--- Entries provided ---
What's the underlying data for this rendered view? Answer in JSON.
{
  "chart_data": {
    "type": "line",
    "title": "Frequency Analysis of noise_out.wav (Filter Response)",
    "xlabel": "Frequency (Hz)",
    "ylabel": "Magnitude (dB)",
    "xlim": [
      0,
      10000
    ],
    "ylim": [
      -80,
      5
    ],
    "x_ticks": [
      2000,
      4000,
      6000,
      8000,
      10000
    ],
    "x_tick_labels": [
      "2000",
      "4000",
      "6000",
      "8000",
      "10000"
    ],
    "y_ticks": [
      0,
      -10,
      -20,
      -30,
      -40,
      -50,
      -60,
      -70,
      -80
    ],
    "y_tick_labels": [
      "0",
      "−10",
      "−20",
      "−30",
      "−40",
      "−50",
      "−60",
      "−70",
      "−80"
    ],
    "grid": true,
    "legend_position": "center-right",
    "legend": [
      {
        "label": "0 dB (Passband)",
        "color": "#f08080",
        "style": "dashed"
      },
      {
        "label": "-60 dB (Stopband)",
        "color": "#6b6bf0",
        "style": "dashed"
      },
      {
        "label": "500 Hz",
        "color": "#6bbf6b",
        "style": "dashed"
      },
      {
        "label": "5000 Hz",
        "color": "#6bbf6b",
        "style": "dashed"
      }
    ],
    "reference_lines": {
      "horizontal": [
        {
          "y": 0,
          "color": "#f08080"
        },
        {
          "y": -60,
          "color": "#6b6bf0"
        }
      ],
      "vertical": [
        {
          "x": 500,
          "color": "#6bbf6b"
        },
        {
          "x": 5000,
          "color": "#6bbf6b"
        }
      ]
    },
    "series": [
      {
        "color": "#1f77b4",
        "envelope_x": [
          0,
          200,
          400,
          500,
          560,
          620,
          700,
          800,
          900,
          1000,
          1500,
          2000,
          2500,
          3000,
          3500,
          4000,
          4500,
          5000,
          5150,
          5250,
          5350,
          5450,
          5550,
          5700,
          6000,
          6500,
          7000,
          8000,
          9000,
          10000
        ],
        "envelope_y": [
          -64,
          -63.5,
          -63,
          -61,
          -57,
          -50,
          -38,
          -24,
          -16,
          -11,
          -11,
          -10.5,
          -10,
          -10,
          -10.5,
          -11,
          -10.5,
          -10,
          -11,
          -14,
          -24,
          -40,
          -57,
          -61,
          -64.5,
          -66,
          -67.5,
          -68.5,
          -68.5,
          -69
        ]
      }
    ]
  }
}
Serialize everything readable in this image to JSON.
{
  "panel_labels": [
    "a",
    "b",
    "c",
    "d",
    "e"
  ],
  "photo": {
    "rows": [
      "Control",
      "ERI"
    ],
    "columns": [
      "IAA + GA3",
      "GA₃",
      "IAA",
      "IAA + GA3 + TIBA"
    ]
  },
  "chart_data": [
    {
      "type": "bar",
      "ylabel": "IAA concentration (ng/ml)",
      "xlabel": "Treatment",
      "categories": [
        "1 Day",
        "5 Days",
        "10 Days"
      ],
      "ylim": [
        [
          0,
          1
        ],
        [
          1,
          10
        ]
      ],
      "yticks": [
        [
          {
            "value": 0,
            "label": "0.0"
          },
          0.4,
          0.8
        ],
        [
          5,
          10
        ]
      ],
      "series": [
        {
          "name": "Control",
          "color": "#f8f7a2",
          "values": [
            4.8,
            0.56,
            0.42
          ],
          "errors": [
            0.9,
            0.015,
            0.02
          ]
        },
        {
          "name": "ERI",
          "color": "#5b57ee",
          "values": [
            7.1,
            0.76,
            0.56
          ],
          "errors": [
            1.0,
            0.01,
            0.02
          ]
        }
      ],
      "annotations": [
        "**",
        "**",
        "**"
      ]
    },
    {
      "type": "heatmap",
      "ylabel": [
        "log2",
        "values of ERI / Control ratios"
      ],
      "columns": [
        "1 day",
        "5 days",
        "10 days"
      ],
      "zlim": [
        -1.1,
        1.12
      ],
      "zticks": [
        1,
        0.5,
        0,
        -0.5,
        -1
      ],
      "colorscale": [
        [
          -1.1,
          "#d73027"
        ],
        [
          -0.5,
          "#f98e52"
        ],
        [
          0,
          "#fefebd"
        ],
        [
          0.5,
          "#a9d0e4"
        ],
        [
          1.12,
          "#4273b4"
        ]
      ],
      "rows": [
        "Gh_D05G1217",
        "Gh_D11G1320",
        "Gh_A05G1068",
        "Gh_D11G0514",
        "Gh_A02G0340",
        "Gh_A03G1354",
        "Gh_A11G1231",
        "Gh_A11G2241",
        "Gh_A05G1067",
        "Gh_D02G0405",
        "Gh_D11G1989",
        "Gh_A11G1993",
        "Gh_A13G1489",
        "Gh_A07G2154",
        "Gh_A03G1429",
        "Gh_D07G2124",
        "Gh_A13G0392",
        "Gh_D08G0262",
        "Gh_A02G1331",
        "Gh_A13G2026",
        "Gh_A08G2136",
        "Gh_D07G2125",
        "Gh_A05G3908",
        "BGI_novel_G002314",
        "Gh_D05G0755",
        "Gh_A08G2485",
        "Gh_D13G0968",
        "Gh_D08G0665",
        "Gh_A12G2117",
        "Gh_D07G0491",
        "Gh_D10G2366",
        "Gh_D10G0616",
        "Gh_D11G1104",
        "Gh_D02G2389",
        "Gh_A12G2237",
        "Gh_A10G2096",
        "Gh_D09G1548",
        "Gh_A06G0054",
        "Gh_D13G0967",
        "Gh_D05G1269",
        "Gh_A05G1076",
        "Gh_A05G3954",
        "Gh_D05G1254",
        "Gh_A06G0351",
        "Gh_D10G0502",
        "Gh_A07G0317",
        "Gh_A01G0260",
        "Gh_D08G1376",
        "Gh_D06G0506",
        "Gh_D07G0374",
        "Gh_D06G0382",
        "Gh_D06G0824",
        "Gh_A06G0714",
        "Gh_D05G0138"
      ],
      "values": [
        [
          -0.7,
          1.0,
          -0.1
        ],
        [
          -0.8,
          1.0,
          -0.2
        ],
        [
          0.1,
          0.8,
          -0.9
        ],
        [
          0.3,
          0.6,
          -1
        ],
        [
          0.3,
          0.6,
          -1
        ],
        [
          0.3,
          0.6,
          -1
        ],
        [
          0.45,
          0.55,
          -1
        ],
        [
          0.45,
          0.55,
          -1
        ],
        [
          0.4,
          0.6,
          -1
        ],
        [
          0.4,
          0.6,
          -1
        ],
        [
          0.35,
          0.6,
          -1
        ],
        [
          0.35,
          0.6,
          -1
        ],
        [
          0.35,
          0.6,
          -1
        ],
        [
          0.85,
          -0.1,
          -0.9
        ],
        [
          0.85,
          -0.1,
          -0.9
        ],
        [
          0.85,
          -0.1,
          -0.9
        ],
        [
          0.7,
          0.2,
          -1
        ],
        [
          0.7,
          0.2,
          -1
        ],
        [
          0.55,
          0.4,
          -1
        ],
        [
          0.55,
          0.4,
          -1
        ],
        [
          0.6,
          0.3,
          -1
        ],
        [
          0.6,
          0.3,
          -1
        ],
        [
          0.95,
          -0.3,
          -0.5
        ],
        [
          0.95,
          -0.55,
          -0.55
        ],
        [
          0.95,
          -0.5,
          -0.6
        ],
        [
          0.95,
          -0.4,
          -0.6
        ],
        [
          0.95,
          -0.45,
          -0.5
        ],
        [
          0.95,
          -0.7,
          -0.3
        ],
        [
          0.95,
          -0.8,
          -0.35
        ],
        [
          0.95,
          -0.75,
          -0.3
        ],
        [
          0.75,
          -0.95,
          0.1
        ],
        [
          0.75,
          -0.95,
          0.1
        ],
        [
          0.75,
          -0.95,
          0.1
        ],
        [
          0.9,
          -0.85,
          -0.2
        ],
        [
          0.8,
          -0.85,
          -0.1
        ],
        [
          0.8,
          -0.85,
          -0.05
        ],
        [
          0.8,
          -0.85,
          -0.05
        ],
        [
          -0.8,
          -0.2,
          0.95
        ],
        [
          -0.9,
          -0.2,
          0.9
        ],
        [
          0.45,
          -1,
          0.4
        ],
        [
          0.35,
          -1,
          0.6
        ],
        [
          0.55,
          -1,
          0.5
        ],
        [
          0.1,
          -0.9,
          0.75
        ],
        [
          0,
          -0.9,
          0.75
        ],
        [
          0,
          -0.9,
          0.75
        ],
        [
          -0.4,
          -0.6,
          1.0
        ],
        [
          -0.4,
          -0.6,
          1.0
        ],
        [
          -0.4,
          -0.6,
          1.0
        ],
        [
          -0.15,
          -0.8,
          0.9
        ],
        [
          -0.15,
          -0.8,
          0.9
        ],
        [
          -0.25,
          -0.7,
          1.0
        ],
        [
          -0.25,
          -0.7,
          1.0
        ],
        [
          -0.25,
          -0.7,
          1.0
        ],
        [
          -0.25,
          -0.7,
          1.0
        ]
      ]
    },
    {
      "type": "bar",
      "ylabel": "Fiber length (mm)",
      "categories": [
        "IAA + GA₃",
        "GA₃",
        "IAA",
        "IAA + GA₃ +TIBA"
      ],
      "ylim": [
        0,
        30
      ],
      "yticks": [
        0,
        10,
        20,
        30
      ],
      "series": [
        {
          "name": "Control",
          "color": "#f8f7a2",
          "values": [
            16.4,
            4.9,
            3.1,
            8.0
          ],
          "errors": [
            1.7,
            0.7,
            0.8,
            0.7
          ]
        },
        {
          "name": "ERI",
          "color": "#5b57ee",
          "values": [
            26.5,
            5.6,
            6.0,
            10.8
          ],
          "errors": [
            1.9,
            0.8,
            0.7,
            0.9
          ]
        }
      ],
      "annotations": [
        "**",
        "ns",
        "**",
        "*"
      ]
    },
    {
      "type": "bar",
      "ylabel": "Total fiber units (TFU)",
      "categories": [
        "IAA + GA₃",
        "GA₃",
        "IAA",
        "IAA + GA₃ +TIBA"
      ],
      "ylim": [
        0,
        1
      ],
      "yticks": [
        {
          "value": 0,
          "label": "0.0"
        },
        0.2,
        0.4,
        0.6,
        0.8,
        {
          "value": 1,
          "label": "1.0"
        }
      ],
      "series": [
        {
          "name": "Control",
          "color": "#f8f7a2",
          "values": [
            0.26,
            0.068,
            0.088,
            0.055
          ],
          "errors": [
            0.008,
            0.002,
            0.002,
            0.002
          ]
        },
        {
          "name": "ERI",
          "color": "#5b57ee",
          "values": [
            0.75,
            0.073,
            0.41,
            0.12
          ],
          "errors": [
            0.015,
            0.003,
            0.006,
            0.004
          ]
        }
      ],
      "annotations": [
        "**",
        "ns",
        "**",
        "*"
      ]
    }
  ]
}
---
== What is asked ==
Look through the material and say how many lines hold "Frequency". Give the number only.

== Result of the task ==
2